### DATA FOR THE TASK
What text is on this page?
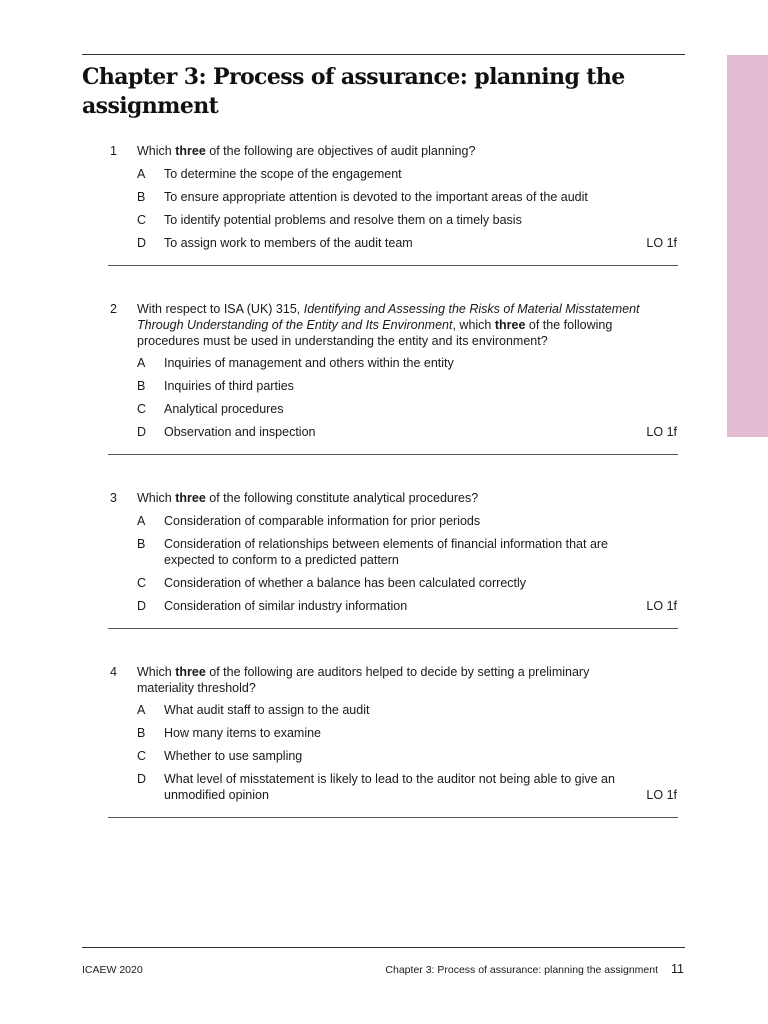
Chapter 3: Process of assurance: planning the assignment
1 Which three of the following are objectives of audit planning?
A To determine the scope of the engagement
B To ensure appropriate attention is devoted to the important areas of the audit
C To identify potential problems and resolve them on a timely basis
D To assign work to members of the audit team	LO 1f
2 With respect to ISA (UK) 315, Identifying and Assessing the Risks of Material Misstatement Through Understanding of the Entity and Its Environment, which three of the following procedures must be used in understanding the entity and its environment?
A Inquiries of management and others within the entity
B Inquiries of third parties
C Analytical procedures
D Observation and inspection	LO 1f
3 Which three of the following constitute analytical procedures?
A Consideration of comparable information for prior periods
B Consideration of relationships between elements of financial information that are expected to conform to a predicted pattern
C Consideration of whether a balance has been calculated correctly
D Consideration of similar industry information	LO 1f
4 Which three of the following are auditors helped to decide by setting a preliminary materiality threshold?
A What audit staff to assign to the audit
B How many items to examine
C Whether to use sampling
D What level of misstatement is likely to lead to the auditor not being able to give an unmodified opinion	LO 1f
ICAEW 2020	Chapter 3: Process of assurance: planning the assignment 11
---
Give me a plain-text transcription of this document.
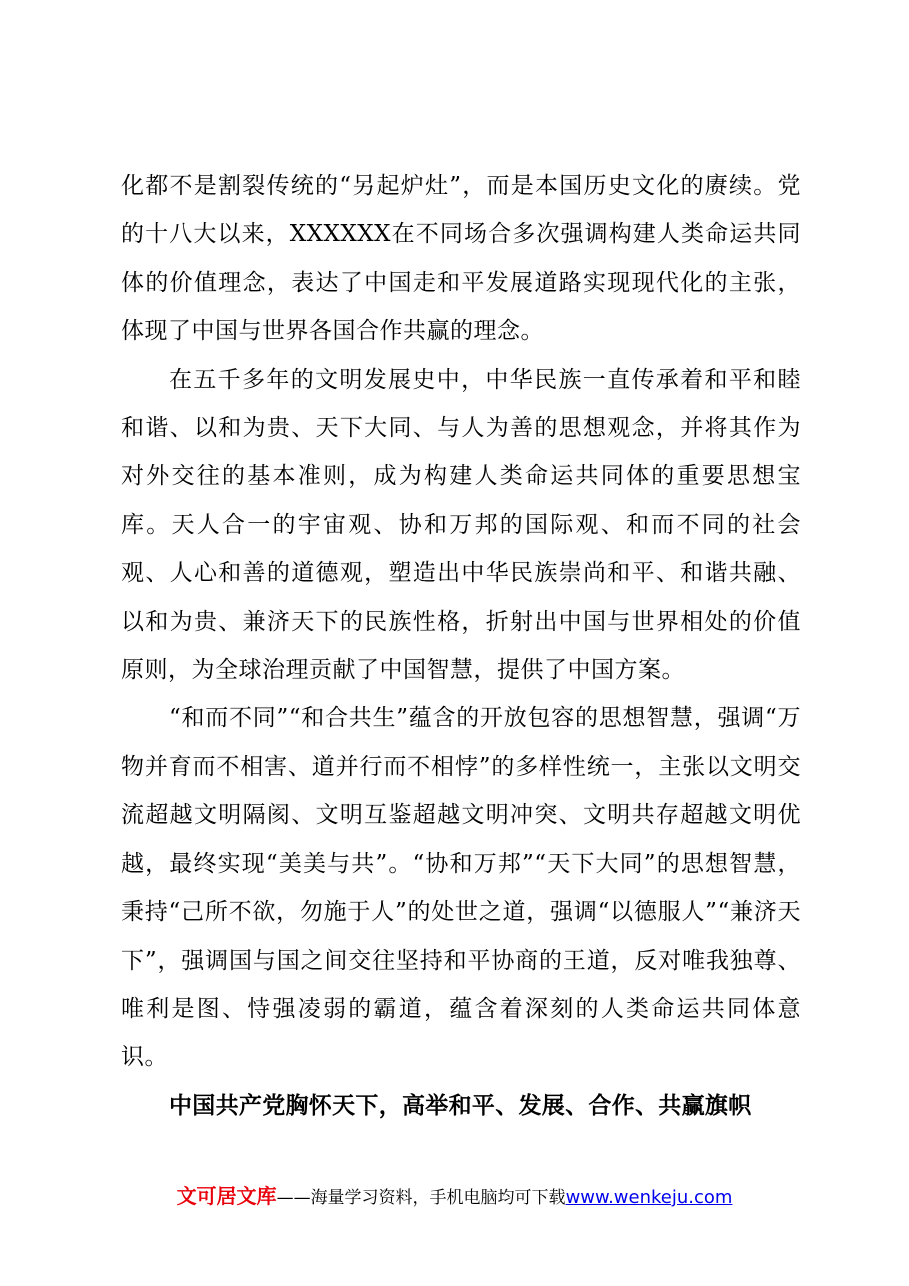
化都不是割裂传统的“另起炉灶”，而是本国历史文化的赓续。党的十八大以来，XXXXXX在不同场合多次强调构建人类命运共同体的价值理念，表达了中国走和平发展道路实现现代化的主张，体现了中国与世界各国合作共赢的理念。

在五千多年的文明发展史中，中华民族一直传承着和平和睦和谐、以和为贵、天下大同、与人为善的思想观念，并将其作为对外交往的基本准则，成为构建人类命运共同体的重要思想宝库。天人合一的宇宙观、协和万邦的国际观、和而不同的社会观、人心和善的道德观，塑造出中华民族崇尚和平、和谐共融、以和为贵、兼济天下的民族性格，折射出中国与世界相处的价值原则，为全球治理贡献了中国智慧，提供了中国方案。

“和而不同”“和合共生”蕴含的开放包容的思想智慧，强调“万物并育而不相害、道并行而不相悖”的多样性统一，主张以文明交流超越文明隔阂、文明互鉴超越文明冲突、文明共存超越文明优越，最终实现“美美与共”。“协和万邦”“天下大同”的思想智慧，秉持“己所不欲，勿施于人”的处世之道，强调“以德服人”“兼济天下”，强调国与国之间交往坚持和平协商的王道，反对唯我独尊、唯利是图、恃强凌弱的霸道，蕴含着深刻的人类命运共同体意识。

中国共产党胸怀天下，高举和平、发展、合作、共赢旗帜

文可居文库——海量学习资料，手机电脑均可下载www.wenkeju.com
--
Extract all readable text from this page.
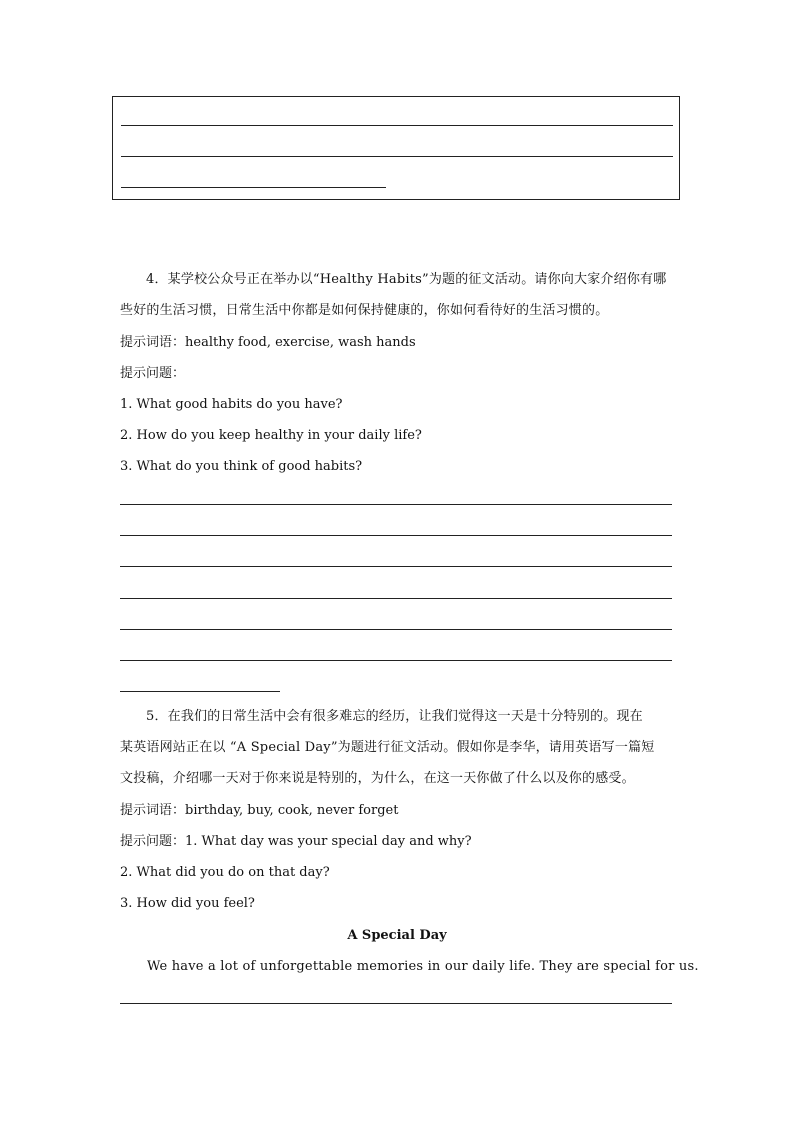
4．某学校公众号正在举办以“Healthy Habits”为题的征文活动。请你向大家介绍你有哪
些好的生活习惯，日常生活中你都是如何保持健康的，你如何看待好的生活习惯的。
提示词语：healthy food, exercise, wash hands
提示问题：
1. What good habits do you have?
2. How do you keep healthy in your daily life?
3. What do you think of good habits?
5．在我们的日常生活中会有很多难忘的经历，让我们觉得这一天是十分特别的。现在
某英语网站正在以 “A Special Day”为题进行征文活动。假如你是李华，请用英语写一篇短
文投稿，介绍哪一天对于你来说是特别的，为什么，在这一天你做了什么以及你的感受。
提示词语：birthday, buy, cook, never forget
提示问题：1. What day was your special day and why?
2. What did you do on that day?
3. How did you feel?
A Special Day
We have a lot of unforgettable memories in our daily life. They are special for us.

### SET TASK
Return every line holding the word "following" from the records.

### FULL ANSWER
1 Which three of the following are objectives of audit planning?
2 With respect to ISA (UK) 315, Identifying and Assessing the Risks of Material Misstatement Through Understanding of the Entity and Its Environment, which three of the following procedures must be used in understanding the entity and its environment?
3 Which three of the following constitute analytical procedures?
4 Which three of the following are auditors helped to decide by setting a preliminary materiality threshold?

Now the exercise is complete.